Records from a collection:
▼

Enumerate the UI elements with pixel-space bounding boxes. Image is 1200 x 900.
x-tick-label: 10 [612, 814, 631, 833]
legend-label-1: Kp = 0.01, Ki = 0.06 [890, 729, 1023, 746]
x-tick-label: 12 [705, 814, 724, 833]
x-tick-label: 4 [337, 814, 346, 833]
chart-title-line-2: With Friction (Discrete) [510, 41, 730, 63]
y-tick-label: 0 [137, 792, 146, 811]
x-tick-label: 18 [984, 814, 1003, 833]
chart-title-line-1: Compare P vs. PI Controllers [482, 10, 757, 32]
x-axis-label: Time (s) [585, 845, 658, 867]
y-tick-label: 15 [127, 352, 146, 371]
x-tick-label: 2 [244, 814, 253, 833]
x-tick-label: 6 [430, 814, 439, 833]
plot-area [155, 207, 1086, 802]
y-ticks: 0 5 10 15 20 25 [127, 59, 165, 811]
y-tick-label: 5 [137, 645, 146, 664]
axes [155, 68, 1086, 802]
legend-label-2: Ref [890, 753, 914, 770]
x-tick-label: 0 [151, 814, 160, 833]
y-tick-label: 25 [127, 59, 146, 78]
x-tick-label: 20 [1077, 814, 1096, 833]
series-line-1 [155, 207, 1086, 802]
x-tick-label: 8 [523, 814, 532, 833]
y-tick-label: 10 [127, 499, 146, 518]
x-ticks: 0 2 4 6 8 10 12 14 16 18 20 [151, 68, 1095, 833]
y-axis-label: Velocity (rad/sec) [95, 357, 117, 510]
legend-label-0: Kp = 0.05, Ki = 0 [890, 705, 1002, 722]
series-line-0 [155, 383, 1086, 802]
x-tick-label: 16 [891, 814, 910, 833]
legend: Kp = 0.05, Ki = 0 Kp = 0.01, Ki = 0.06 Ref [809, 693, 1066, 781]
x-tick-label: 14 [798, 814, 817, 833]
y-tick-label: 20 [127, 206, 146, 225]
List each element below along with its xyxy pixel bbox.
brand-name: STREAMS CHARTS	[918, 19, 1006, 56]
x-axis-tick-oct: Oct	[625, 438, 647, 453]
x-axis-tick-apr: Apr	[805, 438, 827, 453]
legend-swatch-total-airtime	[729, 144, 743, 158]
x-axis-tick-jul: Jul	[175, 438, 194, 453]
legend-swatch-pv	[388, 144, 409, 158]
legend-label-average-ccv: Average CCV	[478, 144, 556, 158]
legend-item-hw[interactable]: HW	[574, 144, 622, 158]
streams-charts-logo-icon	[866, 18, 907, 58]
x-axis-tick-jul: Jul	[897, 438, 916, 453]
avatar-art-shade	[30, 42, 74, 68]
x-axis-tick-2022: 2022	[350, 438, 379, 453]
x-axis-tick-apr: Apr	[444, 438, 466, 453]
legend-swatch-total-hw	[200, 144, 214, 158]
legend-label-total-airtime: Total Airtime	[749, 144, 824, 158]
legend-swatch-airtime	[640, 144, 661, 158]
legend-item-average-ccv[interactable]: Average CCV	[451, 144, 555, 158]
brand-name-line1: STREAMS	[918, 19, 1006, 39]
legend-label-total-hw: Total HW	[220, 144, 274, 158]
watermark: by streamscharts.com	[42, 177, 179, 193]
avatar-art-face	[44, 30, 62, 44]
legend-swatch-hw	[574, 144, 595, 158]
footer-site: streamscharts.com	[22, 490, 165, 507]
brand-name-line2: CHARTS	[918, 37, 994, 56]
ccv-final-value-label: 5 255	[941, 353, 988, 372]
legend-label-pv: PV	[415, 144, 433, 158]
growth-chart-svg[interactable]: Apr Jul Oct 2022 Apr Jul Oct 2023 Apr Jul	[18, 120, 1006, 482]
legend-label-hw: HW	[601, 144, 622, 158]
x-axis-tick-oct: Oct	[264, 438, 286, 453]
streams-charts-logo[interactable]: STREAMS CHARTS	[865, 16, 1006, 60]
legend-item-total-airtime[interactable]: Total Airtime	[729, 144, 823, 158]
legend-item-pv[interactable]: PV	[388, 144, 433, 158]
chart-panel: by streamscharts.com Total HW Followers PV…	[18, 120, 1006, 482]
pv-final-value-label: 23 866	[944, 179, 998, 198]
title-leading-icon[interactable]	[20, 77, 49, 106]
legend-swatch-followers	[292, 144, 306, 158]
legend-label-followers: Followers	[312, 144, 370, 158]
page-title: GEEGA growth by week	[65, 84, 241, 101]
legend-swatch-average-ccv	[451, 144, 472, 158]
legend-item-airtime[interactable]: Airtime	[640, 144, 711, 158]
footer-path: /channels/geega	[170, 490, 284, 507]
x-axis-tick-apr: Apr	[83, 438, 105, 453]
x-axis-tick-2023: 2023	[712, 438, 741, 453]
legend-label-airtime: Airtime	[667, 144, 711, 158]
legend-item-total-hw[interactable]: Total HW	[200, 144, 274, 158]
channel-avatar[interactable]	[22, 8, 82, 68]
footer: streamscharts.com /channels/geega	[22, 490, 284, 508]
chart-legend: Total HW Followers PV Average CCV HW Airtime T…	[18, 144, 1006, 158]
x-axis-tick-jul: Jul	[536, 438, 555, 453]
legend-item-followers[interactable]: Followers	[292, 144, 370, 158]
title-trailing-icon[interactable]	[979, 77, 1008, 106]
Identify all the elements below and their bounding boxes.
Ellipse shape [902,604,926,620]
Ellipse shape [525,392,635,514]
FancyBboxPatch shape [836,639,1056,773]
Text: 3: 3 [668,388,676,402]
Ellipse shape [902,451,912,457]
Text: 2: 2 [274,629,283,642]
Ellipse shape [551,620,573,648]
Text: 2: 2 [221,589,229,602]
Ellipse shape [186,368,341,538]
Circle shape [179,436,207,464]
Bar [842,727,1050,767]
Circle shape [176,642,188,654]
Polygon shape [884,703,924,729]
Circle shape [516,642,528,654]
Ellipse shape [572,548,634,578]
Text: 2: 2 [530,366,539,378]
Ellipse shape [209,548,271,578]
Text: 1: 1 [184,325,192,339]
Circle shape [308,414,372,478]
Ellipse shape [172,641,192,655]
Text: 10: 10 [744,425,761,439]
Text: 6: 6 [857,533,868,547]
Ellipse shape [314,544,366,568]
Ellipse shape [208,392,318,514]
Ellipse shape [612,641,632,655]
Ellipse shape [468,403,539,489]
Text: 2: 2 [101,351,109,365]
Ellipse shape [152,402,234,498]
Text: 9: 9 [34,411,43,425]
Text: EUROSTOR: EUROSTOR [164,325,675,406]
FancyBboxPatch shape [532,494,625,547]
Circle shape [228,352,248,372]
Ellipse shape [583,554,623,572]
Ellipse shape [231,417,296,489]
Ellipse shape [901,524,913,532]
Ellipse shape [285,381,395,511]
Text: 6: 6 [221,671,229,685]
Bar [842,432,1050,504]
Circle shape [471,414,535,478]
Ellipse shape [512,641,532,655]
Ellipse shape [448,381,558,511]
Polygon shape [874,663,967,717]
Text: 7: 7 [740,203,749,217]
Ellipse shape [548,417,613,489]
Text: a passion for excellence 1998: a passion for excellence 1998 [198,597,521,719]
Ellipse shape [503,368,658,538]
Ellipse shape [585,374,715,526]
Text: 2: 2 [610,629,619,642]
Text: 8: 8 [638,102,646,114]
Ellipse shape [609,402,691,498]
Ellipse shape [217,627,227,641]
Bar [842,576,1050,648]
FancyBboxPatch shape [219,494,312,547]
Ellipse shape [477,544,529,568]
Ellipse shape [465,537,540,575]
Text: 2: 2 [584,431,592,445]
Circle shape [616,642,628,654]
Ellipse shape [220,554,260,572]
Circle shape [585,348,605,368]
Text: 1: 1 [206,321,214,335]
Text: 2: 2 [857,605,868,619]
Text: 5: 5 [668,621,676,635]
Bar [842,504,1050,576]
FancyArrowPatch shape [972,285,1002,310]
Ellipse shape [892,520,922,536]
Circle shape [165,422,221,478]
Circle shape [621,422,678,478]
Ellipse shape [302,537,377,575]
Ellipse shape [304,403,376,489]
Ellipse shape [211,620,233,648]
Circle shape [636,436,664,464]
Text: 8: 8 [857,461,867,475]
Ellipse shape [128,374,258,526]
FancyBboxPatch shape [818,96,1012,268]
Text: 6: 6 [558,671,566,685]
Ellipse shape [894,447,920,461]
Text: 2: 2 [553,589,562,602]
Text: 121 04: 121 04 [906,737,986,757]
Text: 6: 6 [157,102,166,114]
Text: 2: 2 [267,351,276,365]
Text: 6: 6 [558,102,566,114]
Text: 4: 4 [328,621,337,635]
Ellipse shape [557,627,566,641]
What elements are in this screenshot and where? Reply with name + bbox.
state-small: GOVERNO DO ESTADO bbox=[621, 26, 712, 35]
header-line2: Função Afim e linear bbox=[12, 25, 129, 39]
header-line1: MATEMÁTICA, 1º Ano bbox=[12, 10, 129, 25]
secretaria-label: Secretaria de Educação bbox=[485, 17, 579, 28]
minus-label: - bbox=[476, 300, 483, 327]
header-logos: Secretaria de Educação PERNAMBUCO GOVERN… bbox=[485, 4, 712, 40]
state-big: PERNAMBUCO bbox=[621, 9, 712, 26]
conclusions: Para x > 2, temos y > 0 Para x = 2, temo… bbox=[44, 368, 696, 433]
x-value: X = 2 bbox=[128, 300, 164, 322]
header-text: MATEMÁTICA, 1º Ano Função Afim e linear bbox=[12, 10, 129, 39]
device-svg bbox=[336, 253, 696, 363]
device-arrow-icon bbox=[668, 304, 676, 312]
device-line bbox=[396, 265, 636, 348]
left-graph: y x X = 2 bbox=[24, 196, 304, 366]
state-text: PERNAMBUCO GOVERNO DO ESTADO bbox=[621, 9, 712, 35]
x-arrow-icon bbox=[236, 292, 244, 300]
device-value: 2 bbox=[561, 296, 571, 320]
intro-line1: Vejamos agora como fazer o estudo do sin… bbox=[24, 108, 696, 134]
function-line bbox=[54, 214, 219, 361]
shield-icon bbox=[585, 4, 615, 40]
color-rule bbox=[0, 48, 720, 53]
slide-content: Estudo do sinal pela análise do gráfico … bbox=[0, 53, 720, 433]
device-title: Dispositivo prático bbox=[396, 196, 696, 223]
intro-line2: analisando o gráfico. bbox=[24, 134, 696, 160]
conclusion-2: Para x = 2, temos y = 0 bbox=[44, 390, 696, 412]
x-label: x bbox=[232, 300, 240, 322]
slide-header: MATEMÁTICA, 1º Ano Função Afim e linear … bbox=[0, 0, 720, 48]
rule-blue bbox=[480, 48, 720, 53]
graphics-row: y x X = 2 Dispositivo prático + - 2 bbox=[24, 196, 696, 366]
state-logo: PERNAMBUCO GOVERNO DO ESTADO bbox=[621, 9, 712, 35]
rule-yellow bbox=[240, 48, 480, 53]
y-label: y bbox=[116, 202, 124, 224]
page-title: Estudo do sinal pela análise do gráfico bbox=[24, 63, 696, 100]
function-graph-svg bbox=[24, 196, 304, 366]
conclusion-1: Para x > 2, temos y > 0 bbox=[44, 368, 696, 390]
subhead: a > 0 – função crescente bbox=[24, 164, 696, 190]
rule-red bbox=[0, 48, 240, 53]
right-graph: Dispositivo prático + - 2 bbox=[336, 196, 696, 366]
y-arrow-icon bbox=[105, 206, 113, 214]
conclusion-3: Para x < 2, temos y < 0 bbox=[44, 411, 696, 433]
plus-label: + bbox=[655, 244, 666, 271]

▲

Could you render the data from its first line through the line containing "144, 743, 158]" as a Markdown table with the columns Row and Line, skipping any blank lines?

| Row | Line |
|---|---|
| 1 | Enumerate the UI elements with pixel-space bounding boxes. Image is 1200 x 900. |
| 2 | x-tick-label: 10 [612, 814, 631, 833] |
| 3 | legend-label-1: Kp = 0.01, Ki = 0.06 [890, 729, 1023, 746] |
| 4 | x-tick-label: 12 [705, 814, 724, 833] |
| 5 | x-tick-label: 4 [337, 814, 346, 833] |
| 6 | chart-title-line-2: With Friction (Discrete) [510, 41, 730, 63] |
| 7 | y-tick-label: 0 [137, 792, 146, 811] |
| 8 | x-tick-label: 18 [984, 814, 1003, 833] |
| 9 | chart-title-line-1: Compare P vs. PI Controllers [482, 10, 757, 32] |
| 10 | x-axis-label: Time (s) [585, 845, 658, 867] |
| 11 | y-tick-label: 15 [127, 352, 146, 371] |
| 12 | x-tick-label: 2 [244, 814, 253, 833] |
| 13 | x-tick-label: 6 [430, 814, 439, 833] |
| 14 | plot-area [155, 207, 1086, 802] |
| 15 | y-ticks: 0 5 10 15 20 25 [127, 59, 165, 811] |
| 16 | y-tick-label: 5 [137, 645, 146, 664] |
| 17 | axes [155, 68, 1086, 802] |
| 18 | legend-label-2: Ref [890, 753, 914, 770] |
| 19 | x-tick-label: 0 [151, 814, 160, 833] |
| 20 | y-tick-label: 25 [127, 59, 146, 78] |
| 21 | x-tick-label: 20 [1077, 814, 1096, 833] |
| 22 | series-line-1 [155, 207, 1086, 802] |
| 23 | x-tick-label: 8 [523, 814, 532, 833] |
| 24 | y-tick-label: 10 [127, 499, 146, 518] |
| 25 | x-ticks: 0 2 4 6 8 10 12 14 16 18 20 [151, 68, 1095, 833] |
| 26 | y-axis-label: Velocity (rad/sec) [95, 357, 117, 510] |
| 27 | legend-label-0: Kp = 0.05, Ki = 0 [890, 705, 1002, 722] |
| 28 | series-line-0 [155, 383, 1086, 802] |
| 29 | x-tick-label: 16 [891, 814, 910, 833] |
| 30 | legend: Kp = 0.05, Ki = 0 Kp = 0.01, Ki = 0.06 Ref [809, 693, 1066, 781] |
| 31 | x-tick-label: 14 [798, 814, 817, 833] |
| 32 | y-tick-label: 20 [127, 206, 146, 225] |
| 33 | List each element below along with its xyxy pixel bbox. |
| 34 | brand-name: STREAMS CHARTS	[918, 19, 1006, 56] |
| 35 | x-axis-tick-oct: Oct	[625, 438, 647, 453] |
| 36 | x-axis-tick-apr: Apr	[805, 438, 827, 453] |
| 37 | legend-swatch-total-airtime	[729, 144, 743, 158] |